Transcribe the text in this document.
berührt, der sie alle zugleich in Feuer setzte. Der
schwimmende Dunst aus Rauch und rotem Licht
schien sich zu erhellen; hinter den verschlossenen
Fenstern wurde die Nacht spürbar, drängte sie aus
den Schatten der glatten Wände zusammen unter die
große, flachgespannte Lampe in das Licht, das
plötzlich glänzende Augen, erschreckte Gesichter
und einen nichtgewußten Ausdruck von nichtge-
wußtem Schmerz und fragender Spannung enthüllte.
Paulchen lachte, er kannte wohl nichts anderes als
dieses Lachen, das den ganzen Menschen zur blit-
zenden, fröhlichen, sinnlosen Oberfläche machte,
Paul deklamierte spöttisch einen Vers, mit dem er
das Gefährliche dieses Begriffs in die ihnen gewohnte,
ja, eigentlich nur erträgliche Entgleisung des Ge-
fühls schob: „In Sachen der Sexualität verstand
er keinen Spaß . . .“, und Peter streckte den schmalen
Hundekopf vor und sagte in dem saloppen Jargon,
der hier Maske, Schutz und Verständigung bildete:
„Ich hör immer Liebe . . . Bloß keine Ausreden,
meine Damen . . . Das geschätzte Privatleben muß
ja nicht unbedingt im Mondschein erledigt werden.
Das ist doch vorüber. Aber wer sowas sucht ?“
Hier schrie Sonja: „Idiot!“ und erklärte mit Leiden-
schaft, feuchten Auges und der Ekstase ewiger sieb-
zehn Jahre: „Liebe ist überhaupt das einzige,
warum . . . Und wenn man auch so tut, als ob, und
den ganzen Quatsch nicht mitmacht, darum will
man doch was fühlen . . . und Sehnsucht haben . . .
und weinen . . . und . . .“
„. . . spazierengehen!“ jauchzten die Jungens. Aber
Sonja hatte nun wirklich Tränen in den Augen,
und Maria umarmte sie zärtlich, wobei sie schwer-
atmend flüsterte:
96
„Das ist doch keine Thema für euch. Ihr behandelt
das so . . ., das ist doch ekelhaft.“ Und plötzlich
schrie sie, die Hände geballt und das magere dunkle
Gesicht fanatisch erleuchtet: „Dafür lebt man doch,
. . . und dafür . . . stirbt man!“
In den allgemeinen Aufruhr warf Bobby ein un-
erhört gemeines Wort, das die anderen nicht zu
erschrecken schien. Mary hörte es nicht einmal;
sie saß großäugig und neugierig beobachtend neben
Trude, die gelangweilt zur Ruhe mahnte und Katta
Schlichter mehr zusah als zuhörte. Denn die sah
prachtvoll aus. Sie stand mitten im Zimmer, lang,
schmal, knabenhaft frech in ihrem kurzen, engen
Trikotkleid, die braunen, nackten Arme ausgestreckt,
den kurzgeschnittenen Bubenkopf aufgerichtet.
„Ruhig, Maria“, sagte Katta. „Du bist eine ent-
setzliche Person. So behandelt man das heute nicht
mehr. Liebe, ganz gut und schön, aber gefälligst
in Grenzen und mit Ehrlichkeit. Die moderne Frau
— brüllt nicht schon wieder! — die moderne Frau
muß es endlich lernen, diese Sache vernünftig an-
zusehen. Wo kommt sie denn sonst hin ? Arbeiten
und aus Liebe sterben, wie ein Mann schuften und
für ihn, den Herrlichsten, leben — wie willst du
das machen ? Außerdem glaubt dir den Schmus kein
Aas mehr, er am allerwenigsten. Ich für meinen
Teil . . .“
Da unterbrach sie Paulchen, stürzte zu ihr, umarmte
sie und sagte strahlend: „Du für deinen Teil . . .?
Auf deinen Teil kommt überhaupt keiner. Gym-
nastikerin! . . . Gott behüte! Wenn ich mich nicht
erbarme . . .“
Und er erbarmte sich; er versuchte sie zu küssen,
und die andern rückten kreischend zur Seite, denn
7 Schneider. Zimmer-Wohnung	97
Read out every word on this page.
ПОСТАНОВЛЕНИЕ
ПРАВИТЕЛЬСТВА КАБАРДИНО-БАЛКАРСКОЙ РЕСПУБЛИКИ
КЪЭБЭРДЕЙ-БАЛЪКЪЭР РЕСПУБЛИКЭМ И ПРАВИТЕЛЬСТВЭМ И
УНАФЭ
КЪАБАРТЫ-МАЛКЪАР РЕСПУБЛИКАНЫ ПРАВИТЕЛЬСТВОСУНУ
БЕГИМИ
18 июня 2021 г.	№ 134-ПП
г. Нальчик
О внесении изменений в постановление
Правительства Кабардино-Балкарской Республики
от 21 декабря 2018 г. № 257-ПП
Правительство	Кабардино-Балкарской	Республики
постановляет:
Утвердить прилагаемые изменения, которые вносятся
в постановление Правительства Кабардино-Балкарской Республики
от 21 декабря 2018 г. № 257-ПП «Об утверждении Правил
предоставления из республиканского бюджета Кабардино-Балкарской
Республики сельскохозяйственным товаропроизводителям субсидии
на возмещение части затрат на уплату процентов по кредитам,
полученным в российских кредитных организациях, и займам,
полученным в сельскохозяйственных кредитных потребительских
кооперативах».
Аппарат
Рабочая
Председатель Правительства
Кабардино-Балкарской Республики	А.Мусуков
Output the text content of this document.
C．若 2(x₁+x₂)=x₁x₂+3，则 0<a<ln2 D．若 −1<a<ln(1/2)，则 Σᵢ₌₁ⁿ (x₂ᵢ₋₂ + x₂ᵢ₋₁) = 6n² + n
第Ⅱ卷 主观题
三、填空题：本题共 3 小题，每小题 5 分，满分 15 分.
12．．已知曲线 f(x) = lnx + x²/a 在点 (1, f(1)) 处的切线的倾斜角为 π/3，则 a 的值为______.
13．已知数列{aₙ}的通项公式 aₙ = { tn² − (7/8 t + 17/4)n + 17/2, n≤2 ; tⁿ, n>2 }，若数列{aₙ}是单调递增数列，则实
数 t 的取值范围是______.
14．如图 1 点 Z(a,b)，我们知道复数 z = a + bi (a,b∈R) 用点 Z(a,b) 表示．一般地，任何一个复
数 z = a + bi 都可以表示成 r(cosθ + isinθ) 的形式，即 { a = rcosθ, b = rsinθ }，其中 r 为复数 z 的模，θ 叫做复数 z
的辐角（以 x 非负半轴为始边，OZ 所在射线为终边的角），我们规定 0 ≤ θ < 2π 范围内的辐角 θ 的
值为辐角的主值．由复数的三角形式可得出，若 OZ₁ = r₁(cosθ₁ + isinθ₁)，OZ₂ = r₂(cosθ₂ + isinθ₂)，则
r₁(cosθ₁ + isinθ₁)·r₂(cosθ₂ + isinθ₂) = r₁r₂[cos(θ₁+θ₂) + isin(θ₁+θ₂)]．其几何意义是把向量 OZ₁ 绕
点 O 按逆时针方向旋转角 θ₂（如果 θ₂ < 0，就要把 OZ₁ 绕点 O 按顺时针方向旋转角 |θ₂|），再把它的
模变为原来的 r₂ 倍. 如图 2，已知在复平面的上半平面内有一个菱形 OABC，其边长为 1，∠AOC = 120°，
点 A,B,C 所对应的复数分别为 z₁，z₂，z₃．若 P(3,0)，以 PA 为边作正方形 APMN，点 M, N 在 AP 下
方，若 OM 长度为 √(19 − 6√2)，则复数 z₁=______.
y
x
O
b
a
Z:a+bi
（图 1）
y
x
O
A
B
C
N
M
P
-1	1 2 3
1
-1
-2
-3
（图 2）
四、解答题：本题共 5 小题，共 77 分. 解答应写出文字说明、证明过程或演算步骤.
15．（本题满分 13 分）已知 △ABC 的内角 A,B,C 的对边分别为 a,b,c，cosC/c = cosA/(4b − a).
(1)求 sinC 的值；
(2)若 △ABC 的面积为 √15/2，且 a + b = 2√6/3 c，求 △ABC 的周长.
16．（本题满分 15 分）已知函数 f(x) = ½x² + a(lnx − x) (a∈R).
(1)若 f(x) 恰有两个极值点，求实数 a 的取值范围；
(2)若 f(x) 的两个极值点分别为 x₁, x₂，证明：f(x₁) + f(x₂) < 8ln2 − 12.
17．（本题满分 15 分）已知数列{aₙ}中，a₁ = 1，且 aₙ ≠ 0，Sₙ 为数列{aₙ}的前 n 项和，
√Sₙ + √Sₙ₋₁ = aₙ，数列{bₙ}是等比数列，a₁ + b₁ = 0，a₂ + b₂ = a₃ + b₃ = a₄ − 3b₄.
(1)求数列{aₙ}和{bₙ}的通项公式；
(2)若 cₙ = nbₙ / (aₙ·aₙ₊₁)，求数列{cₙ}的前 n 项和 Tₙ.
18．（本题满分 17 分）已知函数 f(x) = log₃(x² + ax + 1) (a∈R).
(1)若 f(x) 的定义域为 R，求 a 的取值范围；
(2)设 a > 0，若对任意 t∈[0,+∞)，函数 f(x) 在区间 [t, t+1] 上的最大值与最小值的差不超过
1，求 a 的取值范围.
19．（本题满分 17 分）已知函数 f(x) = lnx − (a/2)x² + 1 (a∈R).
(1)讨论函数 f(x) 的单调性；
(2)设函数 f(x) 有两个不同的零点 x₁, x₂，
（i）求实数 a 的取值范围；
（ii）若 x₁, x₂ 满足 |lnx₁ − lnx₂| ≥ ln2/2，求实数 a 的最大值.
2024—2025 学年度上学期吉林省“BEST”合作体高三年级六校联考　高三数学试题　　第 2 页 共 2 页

-------

● TASK OBJECTIVE
How many lines in the listing above contain "已知函数"? Answer with the number alone.

● CORRECT RESPONSE
3